**Exercise objective**
Say how many lines contain the word "Seismogram". Only the number should be given.

[Dataset listings of figures]
============================================================
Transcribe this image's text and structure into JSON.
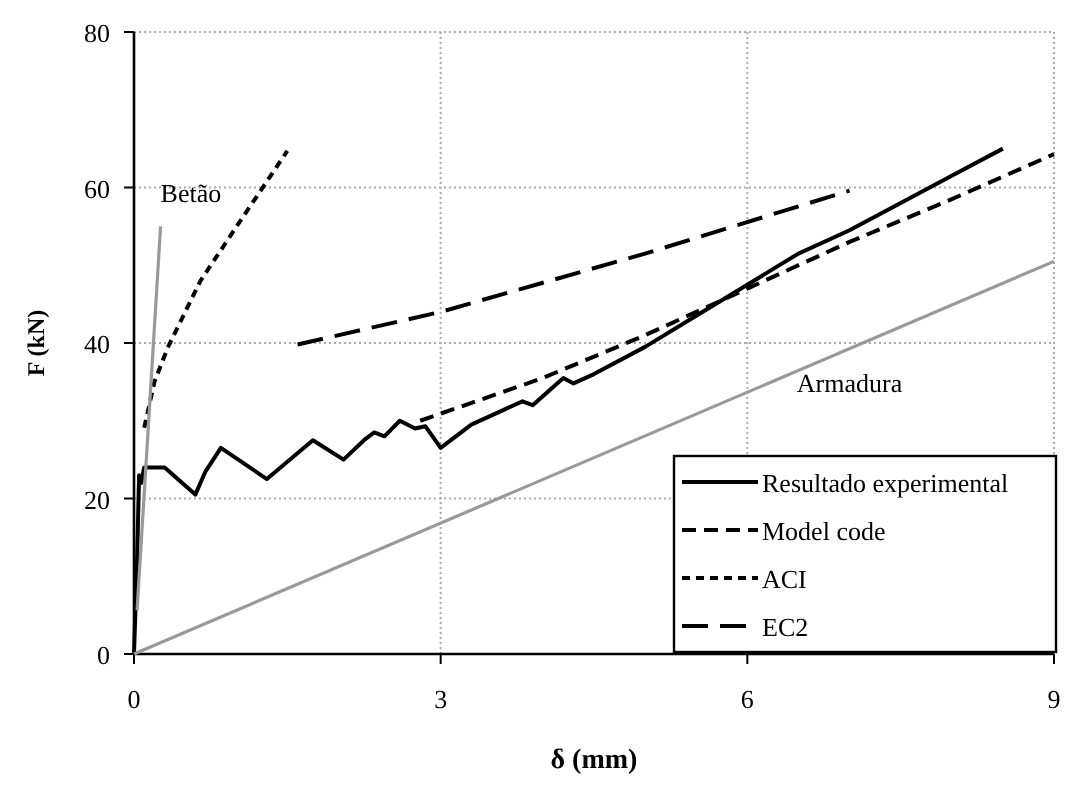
{
  "chart_data": {
    "type": "line",
    "xlabel": "δ  (mm)",
    "ylabel": "F (kN)",
    "xlim": [
      0,
      9
    ],
    "ylim": [
      0,
      80
    ],
    "xticks": [
      0,
      3,
      6,
      9
    ],
    "yticks": [
      0,
      20,
      40,
      60,
      80
    ],
    "grid": true,
    "legend": "bottom right",
    "marker": "none",
    "series": [
      {
        "name": "Resultado experimental",
        "color": "#000000",
        "line_style": "solid",
        "x": [
          0,
          0.03,
          0.05,
          0.07,
          0.1,
          0.3,
          0.6,
          0.7,
          0.85,
          1.3,
          1.75,
          2.05,
          2.25,
          2.35,
          2.45,
          2.6,
          2.75,
          2.85,
          3.0,
          3.3,
          3.8,
          3.9,
          4.2,
          4.3,
          4.5,
          5.0,
          5.5,
          6.0,
          6.5,
          7.0,
          7.5,
          8.0,
          8.5
        ],
        "values": [
          0,
          12,
          23,
          22,
          24,
          24,
          20.5,
          23.5,
          26.5,
          22.5,
          27.5,
          25,
          27.5,
          28.5,
          28,
          30,
          29,
          29.3,
          26.5,
          29.5,
          32.5,
          32,
          35.5,
          34.8,
          36,
          39.5,
          43.5,
          47.5,
          51.5,
          54.5,
          58,
          61.5,
          65
        ]
      },
      {
        "name": "Model code",
        "color": "#000000",
        "line_style": "dashed",
        "x": [
          2.8,
          4,
          5,
          6,
          7,
          8,
          9
        ],
        "values": [
          30,
          35.5,
          41,
          47,
          53,
          58.5,
          64.3
        ]
      },
      {
        "name": "ACI",
        "color": "#000000",
        "line_style": "dotted",
        "x": [
          0.1,
          0.2,
          0.33,
          0.65,
          1.04,
          1.5
        ],
        "values": [
          29.1,
          35,
          39.4,
          48,
          55.7,
          64.7
        ]
      },
      {
        "name": "EC2",
        "color": "#000000",
        "line_style": "longdash",
        "x": [
          1.6,
          3,
          5,
          7
        ],
        "values": [
          39.8,
          44,
          51.5,
          59.6
        ]
      },
      {
        "color": "#999999",
        "line_style": "solid",
        "x": [
          0.03,
          0.26
        ],
        "values": [
          5.6,
          55
        ]
      },
      {
        "color": "#999999",
        "line_style": "solid",
        "x": [
          0,
          9
        ],
        "values": [
          0,
          50.5
        ]
      }
    ],
    "annotations": [
      {
        "text": "Betão",
        "x": 0.26,
        "y": 55
      },
      {
        "text": "Armadura",
        "x": 7,
        "y": 39.3
      }
    ]
  }
}
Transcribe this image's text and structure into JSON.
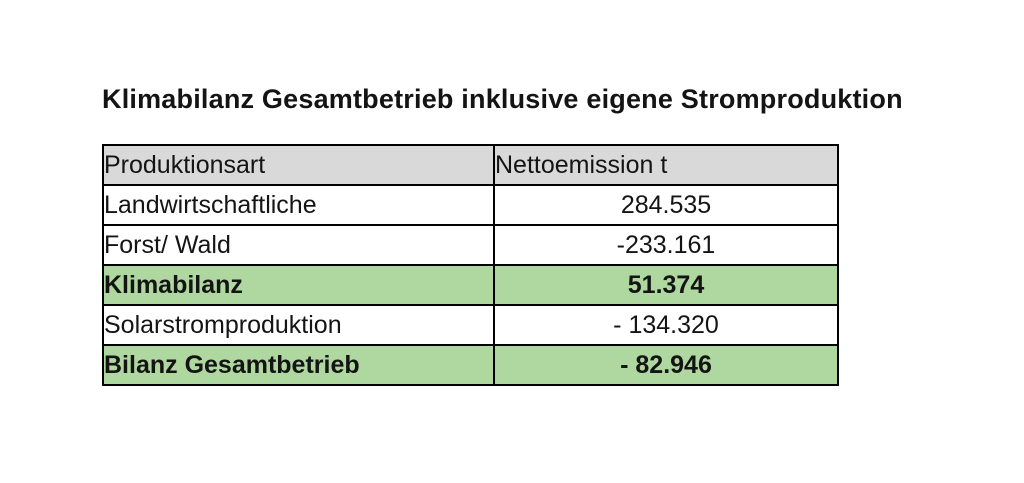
{
  "page_title": "Klimabilanz Gesamtbetrieb inklusive eigene Stromproduktion",
  "colors": {
    "background": "#ffffff",
    "header_bg": "#d9d9d9",
    "highlight_bg": "#aed89f",
    "border": "#000000",
    "text": "#141414"
  },
  "table": {
    "headers": [
      "Produktionsart",
      "Nettoemission t"
    ],
    "rows": [
      {
        "label": "Landwirtschaftliche",
        "value": "284.535",
        "highlight": false
      },
      {
        "label": "Forst/ Wald",
        "value": "-233.161",
        "highlight": false
      },
      {
        "label": "Klimabilanz",
        "value": "51.374",
        "highlight": true
      },
      {
        "label": "Solarstromproduktion",
        "value": "- 134.320",
        "highlight": false
      },
      {
        "label": "Bilanz Gesamtbetrieb",
        "value": "- 82.946",
        "highlight": true
      }
    ]
  },
  "chart_data": {
    "type": "table",
    "title": "Klimabilanz Gesamtbetrieb inklusive eigene Stromproduktion",
    "columns": [
      "Produktionsart",
      "Nettoemission t"
    ],
    "rows": [
      [
        "Landwirtschaftliche",
        284535
      ],
      [
        "Forst/ Wald",
        -233161
      ],
      [
        "Klimabilanz",
        51374
      ],
      [
        "Solarstromproduktion",
        -134320
      ],
      [
        "Bilanz Gesamtbetrieb",
        -82946
      ]
    ],
    "notes": "Numbers displayed with German thousands separator (dot). Highlighted subtotal rows: Klimabilanz and Bilanz Gesamtbetrieb (light green, bold). Header row gray, bold."
  }
}
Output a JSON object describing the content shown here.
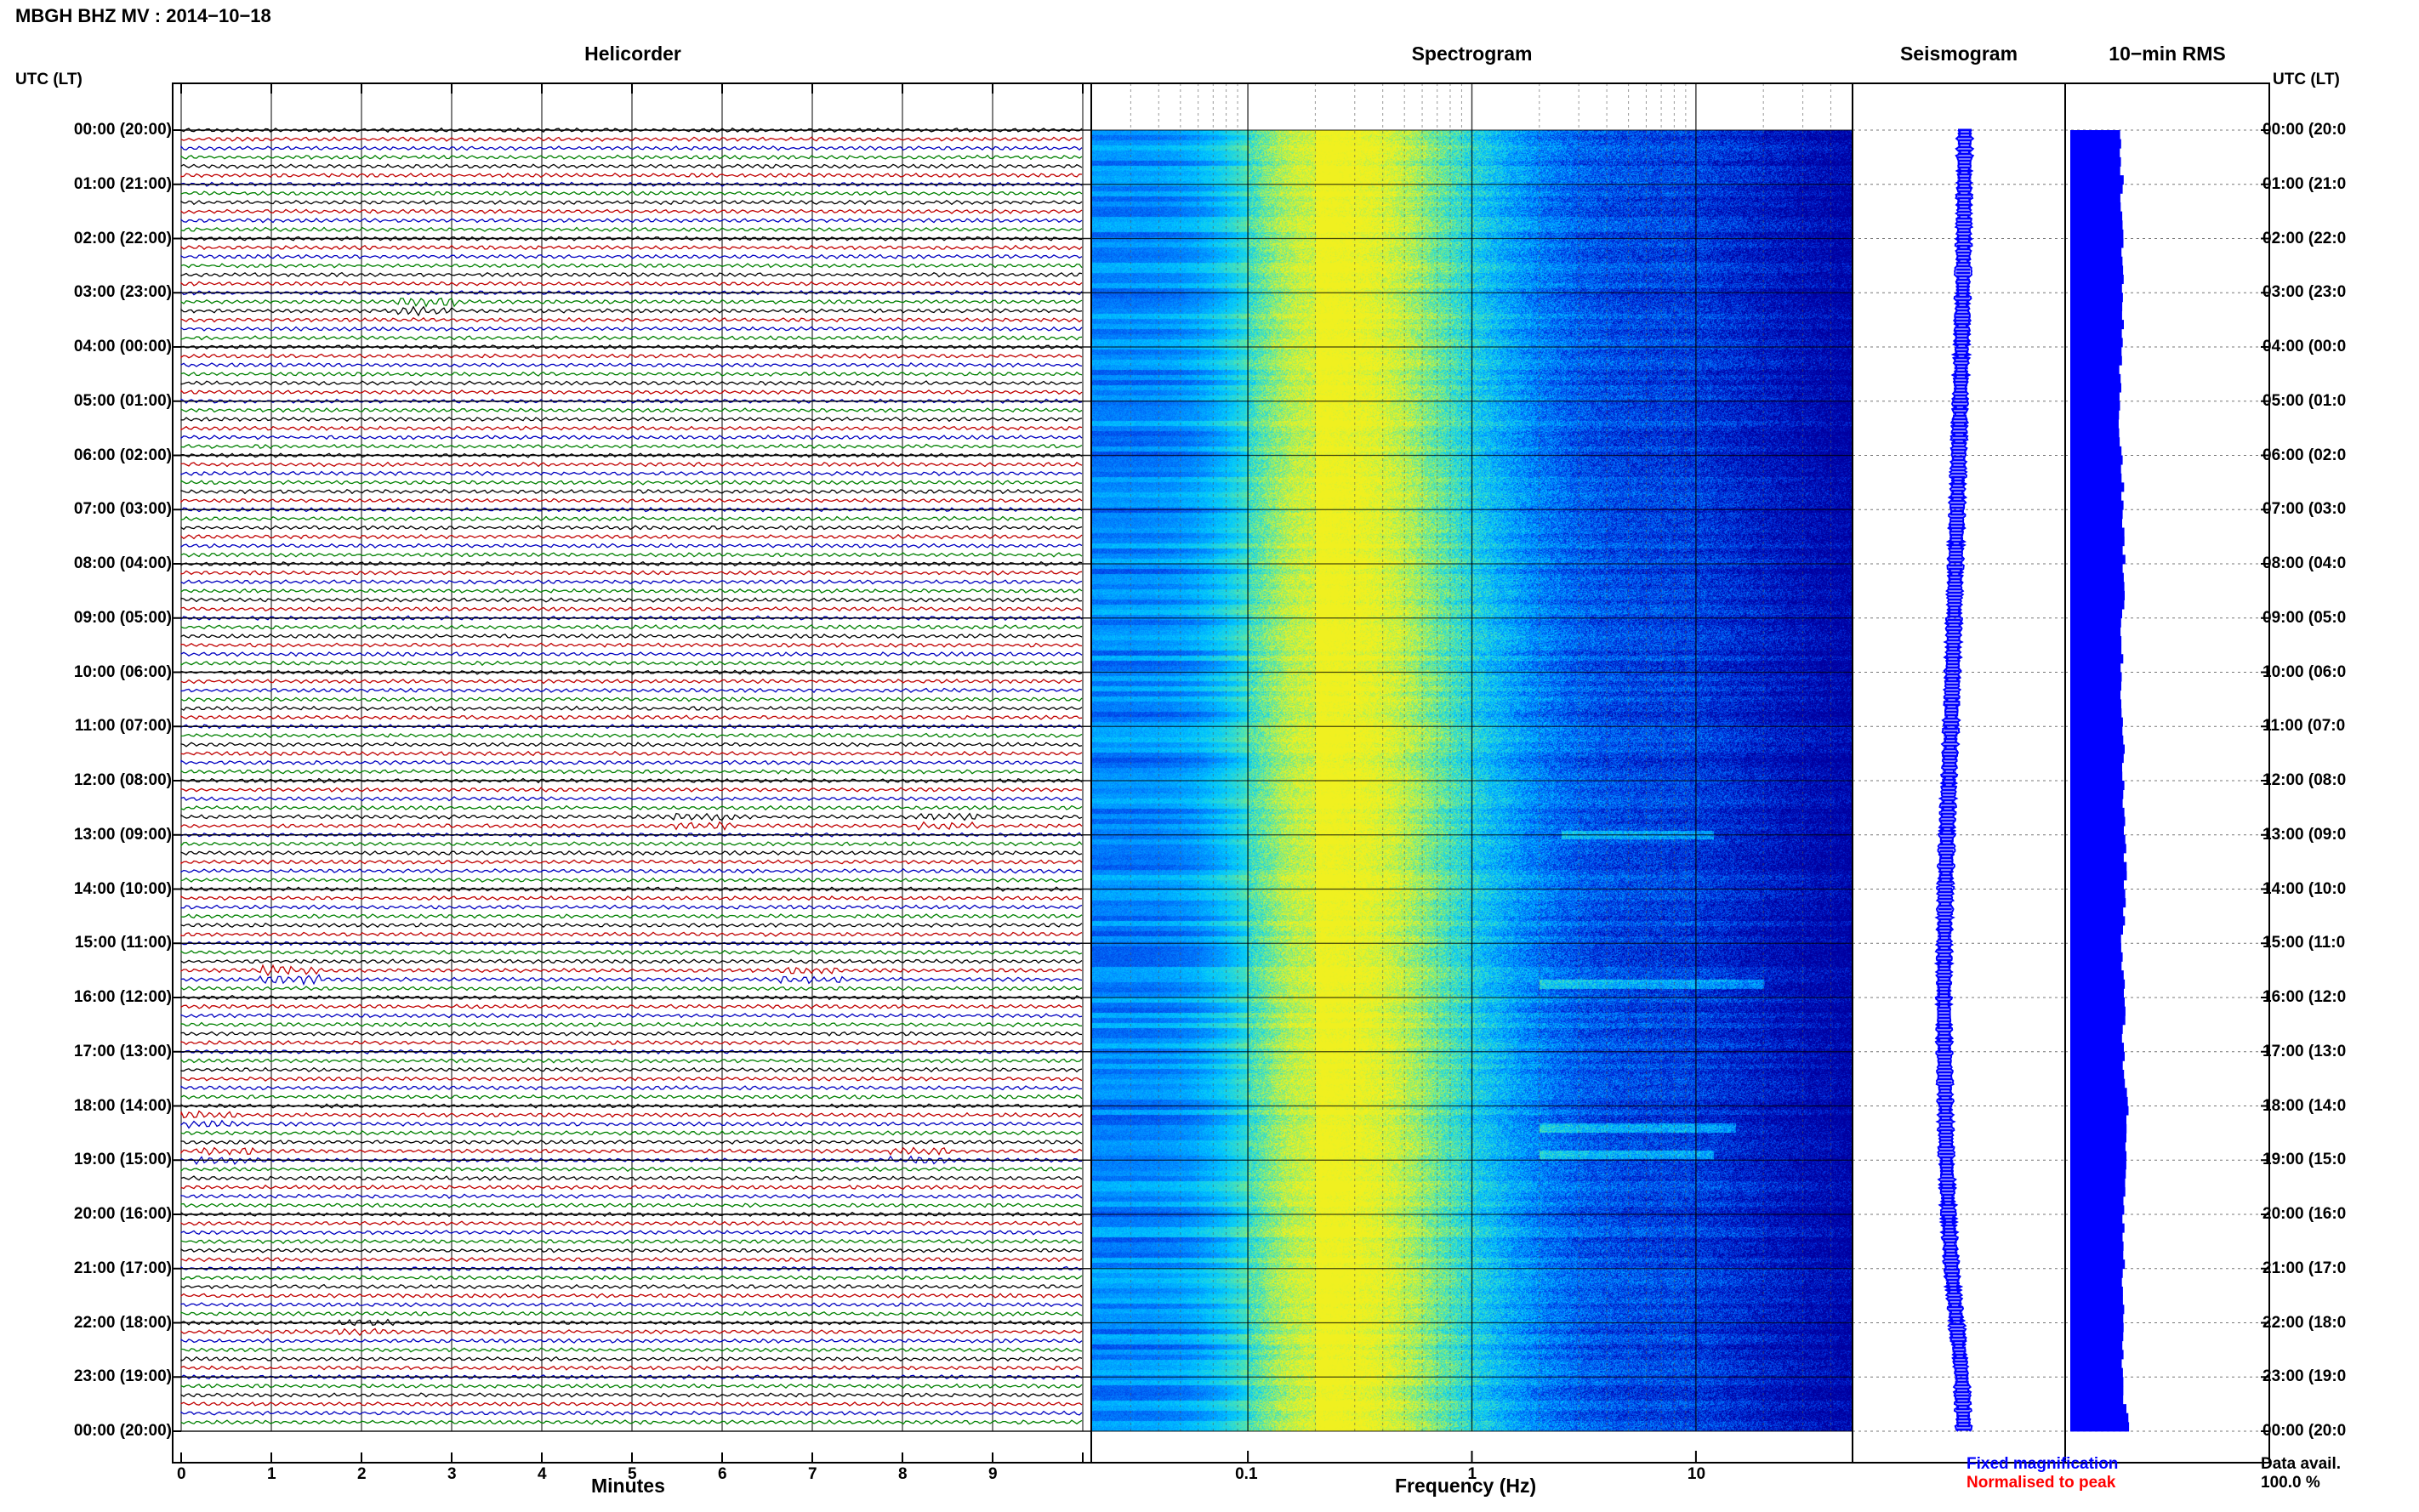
{
  "header": {
    "title": "MBGH BHZ MV : 2014−10−18"
  },
  "columns": {
    "left_label": "UTC (LT)",
    "right_label": "UTC (LT)"
  },
  "panels": {
    "helicorder": "Helicorder",
    "spectrogram": "Spectrogram",
    "seismogram": "Seismogram",
    "rms": "10−min RMS"
  },
  "axes": {
    "helicorder_xlabel": "Minutes",
    "spectrogram_xlabel": "Frequency (Hz)"
  },
  "legend": {
    "fixed": "Fixed magnification",
    "normalised": "Normalised to peak",
    "fixed_color": "#0000ff",
    "normalised_color": "#ff0000"
  },
  "availability": {
    "label": "Data avail.",
    "value": "100.0 %"
  },
  "chart_data": [
    {
      "type": "line",
      "title": "Helicorder",
      "xlabel": "Minutes",
      "x_ticks": [
        "0",
        "1",
        "2",
        "3",
        "4",
        "5",
        "6",
        "7",
        "8",
        "9"
      ],
      "xlim": [
        0,
        10
      ],
      "trace_colors": [
        "#000000",
        "#c00000",
        "#0000c0",
        "#008000"
      ],
      "traces_per_hour": 6,
      "hours": 24,
      "y_tick_labels_left": [
        "00:00 (20:00)",
        "01:00 (21:00)",
        "02:00 (22:00)",
        "03:00 (23:00)",
        "04:00 (00:00)",
        "05:00 (01:00)",
        "06:00 (02:00)",
        "07:00 (03:00)",
        "08:00 (04:00)",
        "09:00 (05:00)",
        "10:00 (06:00)",
        "11:00 (07:00)",
        "12:00 (08:00)",
        "13:00 (09:00)",
        "14:00 (10:00)",
        "15:00 (11:00)",
        "16:00 (12:00)",
        "17:00 (13:00)",
        "18:00 (14:00)",
        "19:00 (15:00)",
        "20:00 (16:00)",
        "21:00 (17:00)",
        "22:00 (18:00)",
        "23:00 (19:00)",
        "00:00 (20:00)"
      ],
      "y_tick_labels_right": [
        "00:00 (20:0",
        "01:00 (21:0",
        "02:00 (22:0",
        "03:00 (23:0",
        "04:00 (00:0",
        "05:00 (01:0",
        "06:00 (02:0",
        "07:00 (03:0",
        "08:00 (04:0",
        "09:00 (05:0",
        "10:00 (06:0",
        "11:00 (07:0",
        "12:00 (08:0",
        "13:00 (09:0",
        "14:00 (10:0",
        "15:00 (11:0",
        "16:00 (12:0",
        "17:00 (13:0",
        "18:00 (14:0",
        "19:00 (15:0",
        "20:00 (16:0",
        "21:00 (17:0",
        "22:00 (18:0",
        "23:00 (19:0",
        "00:00 (20:0"
      ],
      "events": [
        {
          "hour": 3.3,
          "minute": 2.7,
          "amp": 2.5
        },
        {
          "hour": 12.7,
          "minute": 5.8,
          "amp": 2.0
        },
        {
          "hour": 12.7,
          "minute": 8.5,
          "amp": 2.0
        },
        {
          "hour": 15.6,
          "minute": 1.2,
          "amp": 2.5
        },
        {
          "hour": 15.6,
          "minute": 7.0,
          "amp": 2.0
        },
        {
          "hour": 18.3,
          "minute": 0.3,
          "amp": 2.0
        },
        {
          "hour": 18.95,
          "minute": 0.5,
          "amp": 2.0
        },
        {
          "hour": 18.95,
          "minute": 8.2,
          "amp": 2.0
        },
        {
          "hour": 22.1,
          "minute": 2.0,
          "amp": 1.8
        }
      ]
    },
    {
      "type": "heatmap",
      "title": "Spectrogram",
      "xlabel": "Frequency (Hz)",
      "x_scale": "log",
      "xlim": [
        0.02,
        50
      ],
      "x_tick_labels": [
        "0.1",
        "1",
        "10"
      ],
      "x_tick_values": [
        0.1,
        1,
        10
      ],
      "peak_frequency_hz": 0.2,
      "colormap": [
        "#0000a0",
        "#0033e0",
        "#0080ff",
        "#00c8ff",
        "#40e0c0",
        "#a0f060",
        "#f0f020"
      ],
      "bright_bands": [
        {
          "hour": 13.0,
          "fmin": 2.5,
          "fmax": 12
        },
        {
          "hour": 15.75,
          "fmin": 2.0,
          "fmax": 20
        },
        {
          "hour": 18.4,
          "fmin": 2.0,
          "fmax": 15
        },
        {
          "hour": 18.9,
          "fmin": 2.0,
          "fmax": 12
        }
      ]
    },
    {
      "type": "line",
      "title": "Seismogram",
      "color": "#0000ff",
      "offset_profile": [
        0,
        0.05,
        0.1,
        0.2,
        0.3,
        0.45,
        0.6,
        0.75,
        0.9,
        1.05,
        1.2,
        1.35,
        1.55,
        1.75,
        1.9,
        2.0,
        2.05,
        2.0,
        1.9,
        1.8,
        1.6,
        1.3,
        0.8,
        0.3,
        0.1
      ]
    },
    {
      "type": "bar",
      "title": "10−min RMS",
      "color": "#0000ff",
      "orientation": "horizontal",
      "bins_per_hour": 6,
      "relative_values": [
        0.83,
        0.85,
        0.84,
        0.87,
        0.82,
        0.8,
        0.84,
        0.86,
        0.88,
        0.85,
        0.83,
        0.87,
        0.86,
        0.89,
        0.9,
        0.84,
        0.88,
        0.87,
        0.93,
        0.92,
        0.88,
        0.86,
        0.87,
        0.85,
        0.96
      ]
    }
  ]
}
============================================================
**Completed exercise**
2